Records excerpted from a collection:
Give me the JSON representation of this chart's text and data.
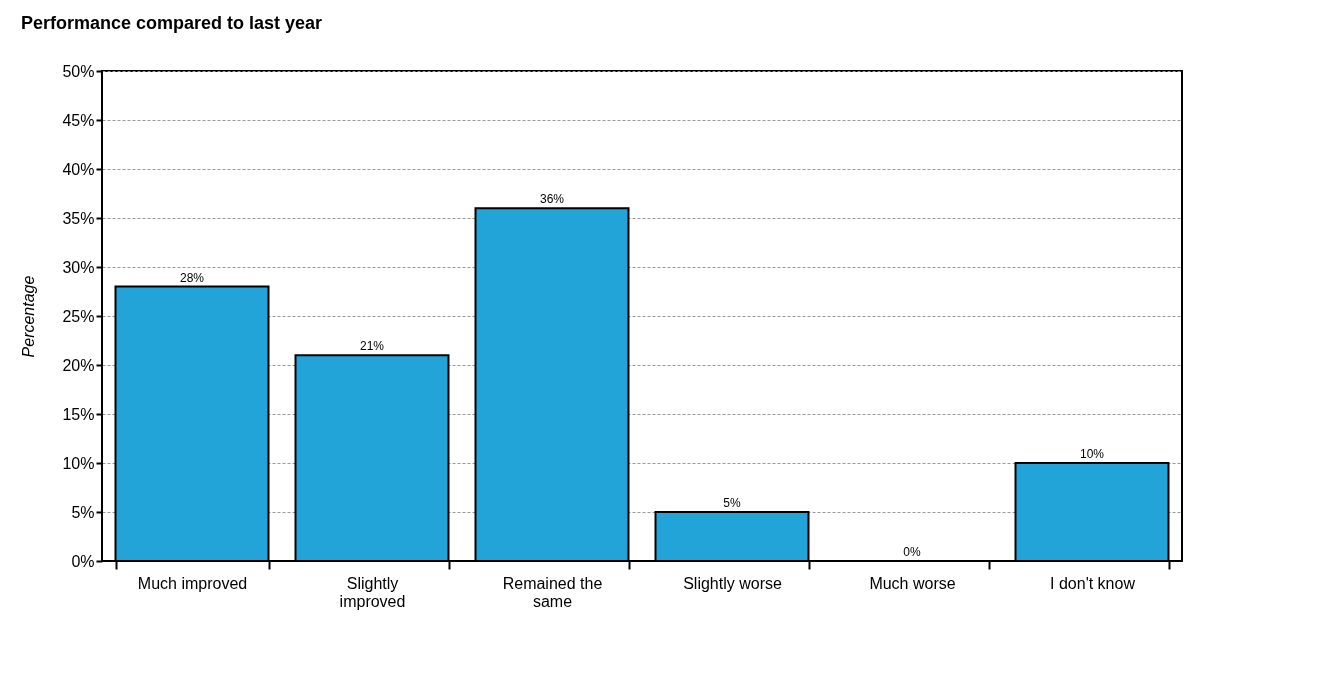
{
  "chart_data": {
    "type": "bar",
    "title": "Performance compared to last year",
    "ylabel": "Percentage",
    "categories": [
      "Much improved",
      "Slightly improved",
      "Remained the same",
      "Slightly worse",
      "Much worse",
      "I don't know"
    ],
    "values": [
      28,
      21,
      36,
      5,
      0,
      10
    ],
    "value_labels": [
      "28%",
      "21%",
      "36%",
      "5%",
      "0%",
      "10%"
    ],
    "color": "#22a4d9",
    "ylim": [
      0,
      50
    ],
    "yticks": [
      {
        "value": 0,
        "label": "0%"
      },
      {
        "value": 5,
        "label": "5%"
      },
      {
        "value": 10,
        "label": "10%"
      },
      {
        "value": 15,
        "label": "15%"
      },
      {
        "value": 20,
        "label": "20%"
      },
      {
        "value": 25,
        "label": "25%"
      },
      {
        "value": 30,
        "label": "30%"
      },
      {
        "value": 35,
        "label": "35%"
      },
      {
        "value": 40,
        "label": "40%"
      },
      {
        "value": 45,
        "label": "45%"
      },
      {
        "value": 50,
        "label": "50%"
      }
    ],
    "grid": "y"
  }
}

Written problem:
Transcribe the records above verbatim. Do not carry over any picture.

Task answer:
Give me the JSON representation of this chart's text and data.
{
  "chart_data": {
    "type": "bar",
    "title": "Performance compared to last year",
    "ylabel": "Percentage",
    "categories": [
      "Much improved",
      "Slightly improved",
      "Remained the same",
      "Slightly worse",
      "Much worse",
      "I don't know"
    ],
    "values": [
      28,
      21,
      36,
      5,
      0,
      10
    ],
    "value_labels": [
      "28%",
      "21%",
      "36%",
      "5%",
      "0%",
      "10%"
    ],
    "color": "#22a4d9",
    "ylim": [
      0,
      50
    ],
    "yticks": [
      {
        "value": 0,
        "label": "0%"
      },
      {
        "value": 5,
        "label": "5%"
      },
      {
        "value": 10,
        "label": "10%"
      },
      {
        "value": 15,
        "label": "15%"
      },
      {
        "value": 20,
        "label": "20%"
      },
      {
        "value": 25,
        "label": "25%"
      },
      {
        "value": 30,
        "label": "30%"
      },
      {
        "value": 35,
        "label": "35%"
      },
      {
        "value": 40,
        "label": "40%"
      },
      {
        "value": 45,
        "label": "45%"
      },
      {
        "value": 50,
        "label": "50%"
      }
    ],
    "grid": "y"
  }
}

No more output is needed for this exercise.